-- Task description --
Find the string "SDTVAR" in the records. Copy every line it appears in.

>> BEGIN Supplied information

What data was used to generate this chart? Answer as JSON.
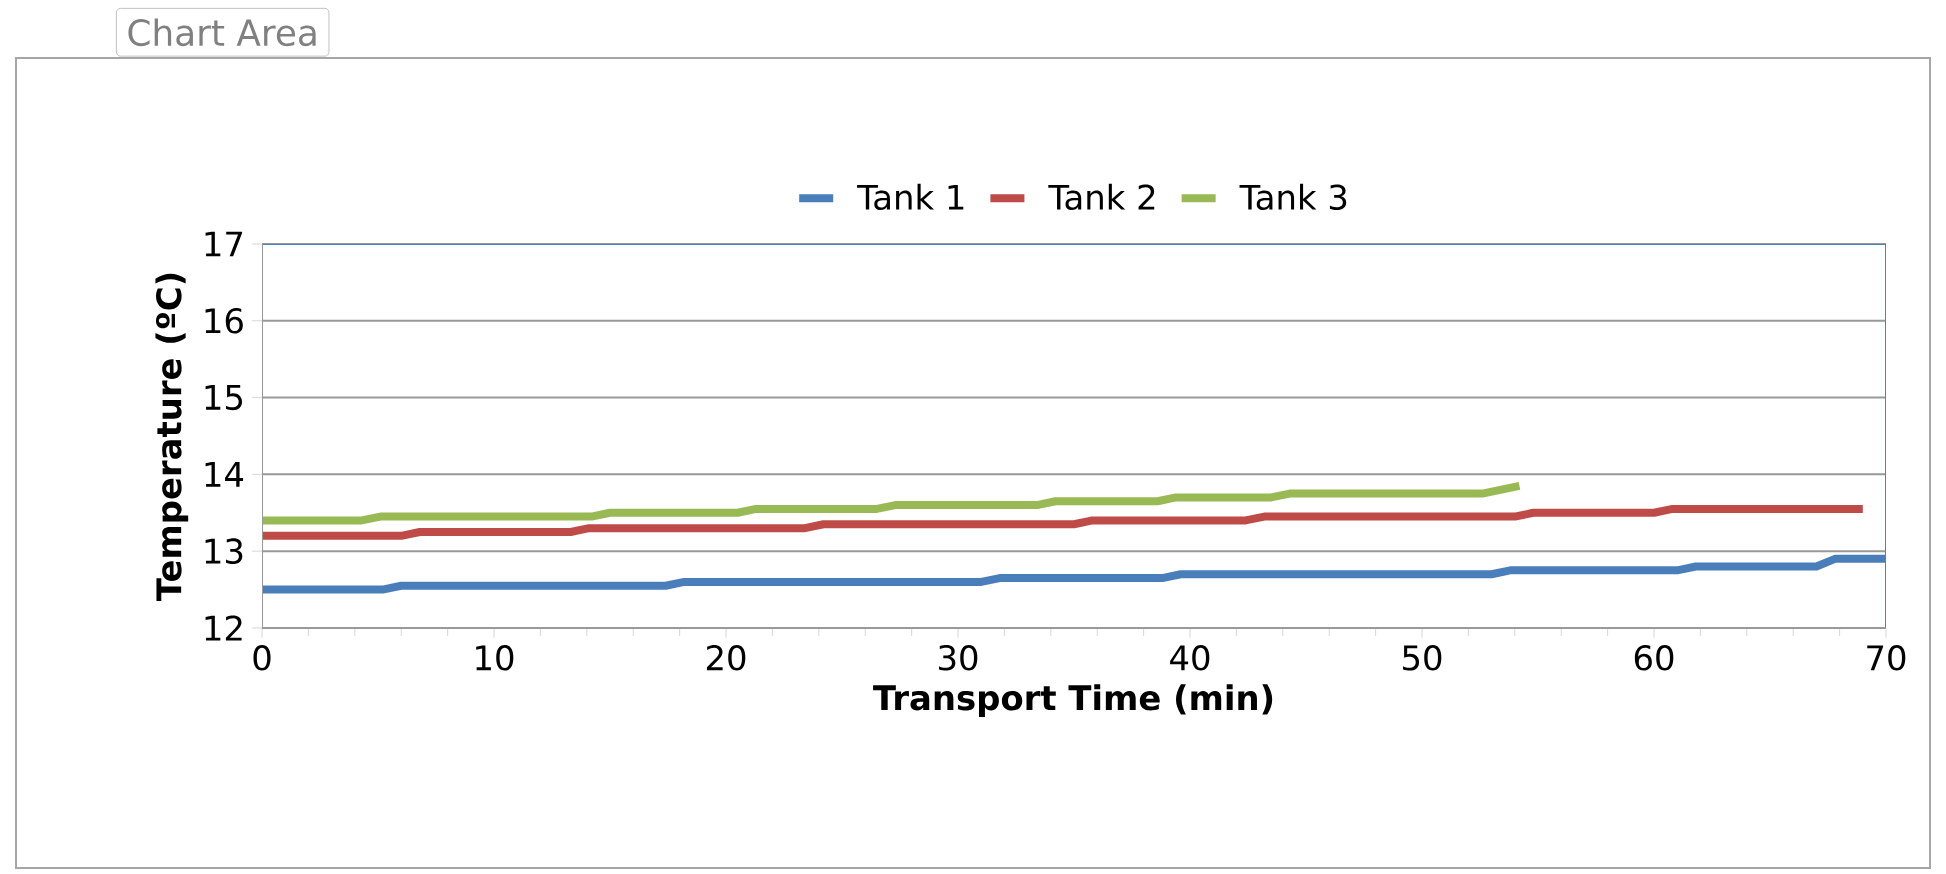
{
  "chart_data": {
    "type": "line",
    "xlabel": "Transport Time (min)",
    "ylabel": "Temperature (ºC)",
    "annotations": [
      "Chart Area"
    ],
    "xlim": [
      0,
      70
    ],
    "ylim": [
      12,
      17
    ],
    "xticks": [
      0,
      10,
      20,
      30,
      40,
      50,
      60,
      70
    ],
    "yticks": [
      12,
      13,
      14,
      15,
      16,
      17
    ],
    "grid": "y",
    "legend": "top",
    "line_style": "solid",
    "marker": "none",
    "series": [
      {
        "name": "Tank 1",
        "color": "#4a7ebb",
        "x": [
          0,
          5.2,
          6,
          17.4,
          18.2,
          31,
          31.8,
          38.8,
          39.6,
          53,
          53.8,
          61,
          61.8,
          67,
          67.8,
          70
        ],
        "values": [
          12.5,
          12.5,
          12.55,
          12.55,
          12.6,
          12.6,
          12.65,
          12.65,
          12.7,
          12.7,
          12.75,
          12.75,
          12.8,
          12.8,
          12.9,
          12.9
        ]
      },
      {
        "name": "Tank 2",
        "color": "#be4b48",
        "x": [
          0,
          6,
          6.8,
          13.3,
          14.1,
          23.4,
          24.2,
          35,
          35.8,
          42.4,
          43.2,
          54,
          54.8,
          60,
          60.8,
          69
        ],
        "values": [
          13.2,
          13.2,
          13.25,
          13.25,
          13.3,
          13.3,
          13.35,
          13.35,
          13.4,
          13.4,
          13.45,
          13.45,
          13.5,
          13.5,
          13.55,
          13.55
        ]
      },
      {
        "name": "Tank 3",
        "color": "#98b954",
        "x": [
          0,
          4.3,
          5.1,
          14.2,
          15,
          20.5,
          21.3,
          26.5,
          27.3,
          33.4,
          34.2,
          38.6,
          39.4,
          43.5,
          44.3,
          52.6,
          54.2
        ],
        "values": [
          13.4,
          13.4,
          13.45,
          13.45,
          13.5,
          13.5,
          13.55,
          13.55,
          13.6,
          13.6,
          13.65,
          13.65,
          13.7,
          13.7,
          13.75,
          13.75,
          13.85
        ]
      }
    ]
  }
}
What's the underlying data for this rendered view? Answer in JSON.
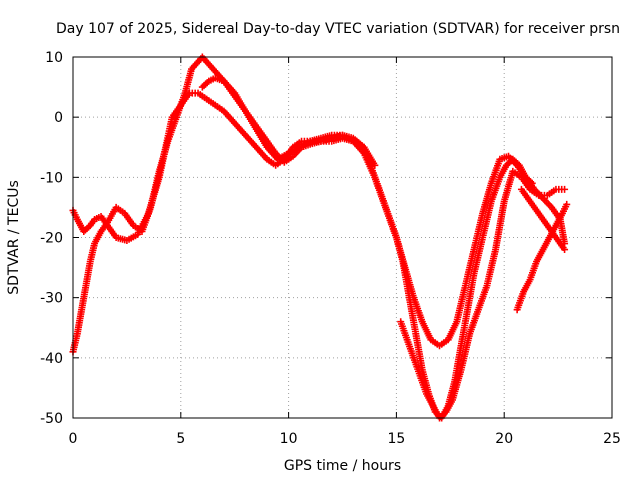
{
  "chart_data": {
    "type": "scatter",
    "title": "Day 107 of 2025, Sidereal Day-to-day VTEC variation (SDTVAR) for receiver prsn",
    "xlabel": "GPS time / hours",
    "ylabel": "SDTVAR / TECUs",
    "xlim": [
      0,
      25
    ],
    "ylim": [
      -50,
      10
    ],
    "xticks": [
      "0",
      "5",
      "10",
      "15",
      "20",
      "25"
    ],
    "yticks": [
      "10",
      "0",
      "-10",
      "-20",
      "-30",
      "-40",
      "-50"
    ],
    "grid": true,
    "marker": "+",
    "color": "#ff0000",
    "series": [
      {
        "x": [
          0.0,
          0.2,
          0.5,
          0.8,
          1.0,
          1.3,
          1.6,
          2.0,
          2.5,
          3.0,
          3.5,
          4.0,
          4.3,
          4.6,
          5.0,
          5.4,
          5.8,
          6.2,
          6.6,
          7.0,
          7.5,
          8.0,
          8.5,
          9.0,
          9.4,
          9.8,
          10.2,
          10.6,
          11.0,
          11.5,
          12.0,
          12.5,
          13.0,
          13.5,
          14.0,
          14.5,
          15.0,
          15.3,
          15.6,
          15.9,
          16.2,
          16.5,
          16.8,
          17.1,
          17.4,
          17.7,
          18.0,
          18.3,
          18.6,
          19.0,
          19.4,
          19.8,
          20.1,
          20.4,
          20.7,
          21.0,
          21.3
        ],
        "y": [
          -15.5,
          -17,
          -19,
          -18,
          -17,
          -16.5,
          -18,
          -20,
          -20.5,
          -19.5,
          -16,
          -10,
          -5,
          0,
          2,
          4,
          4,
          3,
          2,
          1,
          -1,
          -3,
          -5,
          -7,
          -8,
          -7,
          -5,
          -4,
          -4,
          -4,
          -4,
          -3.5,
          -4,
          -5,
          -10,
          -15,
          -20,
          -24,
          -30,
          -36,
          -42,
          -46,
          -49,
          -50,
          -48,
          -44,
          -38,
          -32,
          -26,
          -20,
          -14,
          -10,
          -8,
          -7,
          -8,
          -10,
          -11
        ]
      },
      {
        "x": [
          0.0,
          0.2,
          0.4,
          0.6,
          0.8,
          1.0,
          1.3,
          1.6,
          2.0,
          2.4,
          2.8,
          3.2,
          3.6,
          4.0,
          4.4,
          4.8,
          5.2,
          5.5,
          6.0,
          6.5,
          7.0,
          7.5,
          8.0,
          8.5,
          9.0,
          9.5,
          10.0,
          10.5,
          11.0,
          11.5,
          12.0,
          12.5,
          13.0,
          13.5,
          14.0,
          14.5,
          15.0,
          15.4,
          15.8,
          16.2,
          16.6,
          17.0,
          17.4,
          17.8,
          18.2,
          18.6,
          19.0,
          19.4,
          19.8,
          20.2,
          20.6,
          21.0,
          21.4,
          21.8,
          22.2,
          22.6,
          22.8
        ],
        "y": [
          -39,
          -36,
          -32,
          -28,
          -24,
          -21,
          -19,
          -17.5,
          -15,
          -16,
          -18,
          -19,
          -15,
          -9,
          -4,
          0,
          4,
          8,
          10,
          8,
          6,
          4,
          1,
          -2,
          -5,
          -7,
          -6,
          -5,
          -4,
          -3.5,
          -3,
          -3,
          -4,
          -6,
          -10,
          -15,
          -20,
          -25,
          -30,
          -34,
          -37,
          -38,
          -37,
          -34,
          -28,
          -22,
          -16,
          -11,
          -7,
          -6.5,
          -8,
          -10,
          -12,
          -13.5,
          -15,
          -17,
          -21
        ]
      },
      {
        "x": [
          15.2,
          15.5,
          15.8,
          16.1,
          16.4,
          16.7,
          17.0,
          17.3,
          17.6,
          18.0,
          18.4,
          18.8,
          19.2,
          19.6,
          20.0,
          20.4,
          20.8,
          21.2,
          21.6,
          22.0,
          22.4,
          22.8
        ],
        "y": [
          -34,
          -37,
          -40,
          -43,
          -46,
          -48,
          -50,
          -49,
          -47,
          -42,
          -36,
          -32,
          -28,
          -22,
          -14,
          -9,
          -10,
          -12,
          -13,
          -13,
          -12,
          -12
        ]
      },
      {
        "x": [
          6.0,
          6.3,
          6.6,
          7.0,
          7.4,
          7.8,
          8.2,
          8.6,
          9.0,
          9.4,
          9.8,
          10.2,
          10.6,
          11.0,
          11.5,
          12.0,
          12.5,
          13.0,
          13.5,
          14.0
        ],
        "y": [
          5,
          6,
          6.5,
          6,
          4,
          2,
          0,
          -2,
          -4,
          -6,
          -7.5,
          -6.5,
          -5,
          -4.5,
          -4,
          -3.5,
          -3,
          -3.5,
          -5,
          -8
        ]
      },
      {
        "x": [
          20.6,
          20.9,
          21.2,
          21.5,
          21.8,
          22.1,
          22.4,
          22.7,
          22.9
        ],
        "y": [
          -32,
          -29,
          -27,
          -24,
          -22,
          -20,
          -18,
          -16,
          -14.5
        ]
      },
      {
        "x": [
          20.8,
          21.2,
          21.6,
          22.0,
          22.4,
          22.8
        ],
        "y": [
          -12,
          -14,
          -16,
          -18,
          -20,
          -22
        ]
      }
    ]
  }
}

>> END Supplied information

-- Exercise solution --
    "title": "Day 107 of 2025, Sidereal Day-to-day VTEC variation (SDTVAR) for receiver prsn",
    "ylabel": "SDTVAR / TECUs",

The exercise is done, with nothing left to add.